* [Problem to work on] Copy the records below exactly, leaving out every picture.

======== Data for processing ========

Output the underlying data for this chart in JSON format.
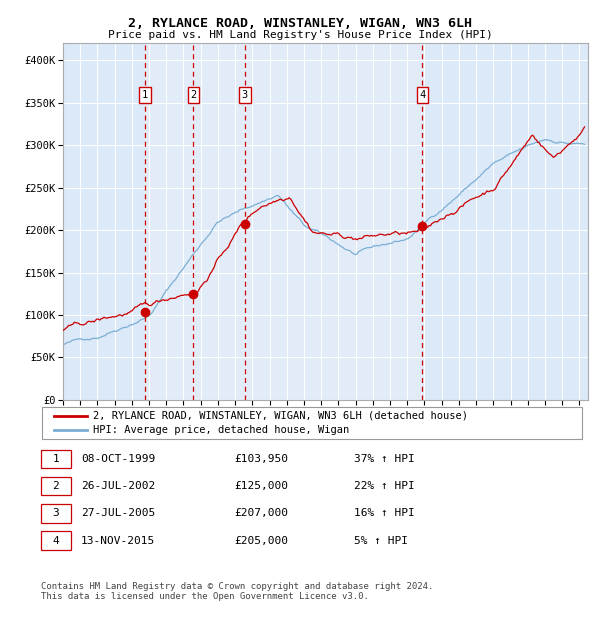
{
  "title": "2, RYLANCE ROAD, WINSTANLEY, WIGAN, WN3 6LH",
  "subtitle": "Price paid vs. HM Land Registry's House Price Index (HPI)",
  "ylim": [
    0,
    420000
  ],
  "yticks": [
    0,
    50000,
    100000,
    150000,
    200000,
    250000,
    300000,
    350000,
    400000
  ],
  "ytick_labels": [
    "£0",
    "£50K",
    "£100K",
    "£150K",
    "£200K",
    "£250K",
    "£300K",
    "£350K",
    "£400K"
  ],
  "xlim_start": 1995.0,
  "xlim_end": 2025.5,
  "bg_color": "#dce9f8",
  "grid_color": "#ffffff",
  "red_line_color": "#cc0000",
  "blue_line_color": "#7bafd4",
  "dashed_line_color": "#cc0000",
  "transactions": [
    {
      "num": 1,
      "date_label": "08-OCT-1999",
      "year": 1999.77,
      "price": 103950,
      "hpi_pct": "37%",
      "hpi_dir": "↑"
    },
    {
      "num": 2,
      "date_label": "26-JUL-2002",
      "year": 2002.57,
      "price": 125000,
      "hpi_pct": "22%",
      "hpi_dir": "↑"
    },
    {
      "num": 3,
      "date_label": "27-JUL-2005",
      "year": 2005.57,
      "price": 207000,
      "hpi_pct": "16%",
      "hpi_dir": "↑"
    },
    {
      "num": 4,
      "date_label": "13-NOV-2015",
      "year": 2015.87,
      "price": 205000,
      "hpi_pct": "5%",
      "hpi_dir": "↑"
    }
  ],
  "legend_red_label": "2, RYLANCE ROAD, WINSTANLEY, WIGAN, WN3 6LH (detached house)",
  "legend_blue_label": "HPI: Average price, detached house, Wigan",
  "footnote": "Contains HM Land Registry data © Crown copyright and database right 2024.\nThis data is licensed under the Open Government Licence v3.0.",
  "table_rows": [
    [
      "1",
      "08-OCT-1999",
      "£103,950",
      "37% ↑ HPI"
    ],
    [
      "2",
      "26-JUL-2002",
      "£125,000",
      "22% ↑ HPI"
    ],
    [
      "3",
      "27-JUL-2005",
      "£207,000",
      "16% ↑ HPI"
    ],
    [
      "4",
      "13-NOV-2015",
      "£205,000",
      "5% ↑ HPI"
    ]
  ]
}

========

* [Correct result]
Output the underlying data for this chart in JSON format.
{
  "title": "2, RYLANCE ROAD, WINSTANLEY, WIGAN, WN3 6LH",
  "subtitle": "Price paid vs. HM Land Registry's House Price Index (HPI)",
  "ylim": [
    0,
    420000
  ],
  "yticks": [
    0,
    50000,
    100000,
    150000,
    200000,
    250000,
    300000,
    350000,
    400000
  ],
  "ytick_labels": [
    "£0",
    "£50K",
    "£100K",
    "£150K",
    "£200K",
    "£250K",
    "£300K",
    "£350K",
    "£400K"
  ],
  "xlim_start": 1995.0,
  "xlim_end": 2025.5,
  "bg_color": "#dce9f8",
  "grid_color": "#ffffff",
  "red_line_color": "#cc0000",
  "blue_line_color": "#7bafd4",
  "dashed_line_color": "#cc0000",
  "transactions": [
    {
      "num": 1,
      "date_label": "08-OCT-1999",
      "year": 1999.77,
      "price": 103950,
      "hpi_pct": "37%",
      "hpi_dir": "↑"
    },
    {
      "num": 2,
      "date_label": "26-JUL-2002",
      "year": 2002.57,
      "price": 125000,
      "hpi_pct": "22%",
      "hpi_dir": "↑"
    },
    {
      "num": 3,
      "date_label": "27-JUL-2005",
      "year": 2005.57,
      "price": 207000,
      "hpi_pct": "16%",
      "hpi_dir": "↑"
    },
    {
      "num": 4,
      "date_label": "13-NOV-2015",
      "year": 2015.87,
      "price": 205000,
      "hpi_pct": "5%",
      "hpi_dir": "↑"
    }
  ],
  "legend_red_label": "2, RYLANCE ROAD, WINSTANLEY, WIGAN, WN3 6LH (detached house)",
  "legend_blue_label": "HPI: Average price, detached house, Wigan",
  "footnote": "Contains HM Land Registry data © Crown copyright and database right 2024.\nThis data is licensed under the Open Government Licence v3.0.",
  "table_rows": [
    [
      "1",
      "08-OCT-1999",
      "£103,950",
      "37% ↑ HPI"
    ],
    [
      "2",
      "26-JUL-2002",
      "£125,000",
      "22% ↑ HPI"
    ],
    [
      "3",
      "27-JUL-2005",
      "£207,000",
      "16% ↑ HPI"
    ],
    [
      "4",
      "13-NOV-2015",
      "£205,000",
      "5% ↑ HPI"
    ]
  ]
}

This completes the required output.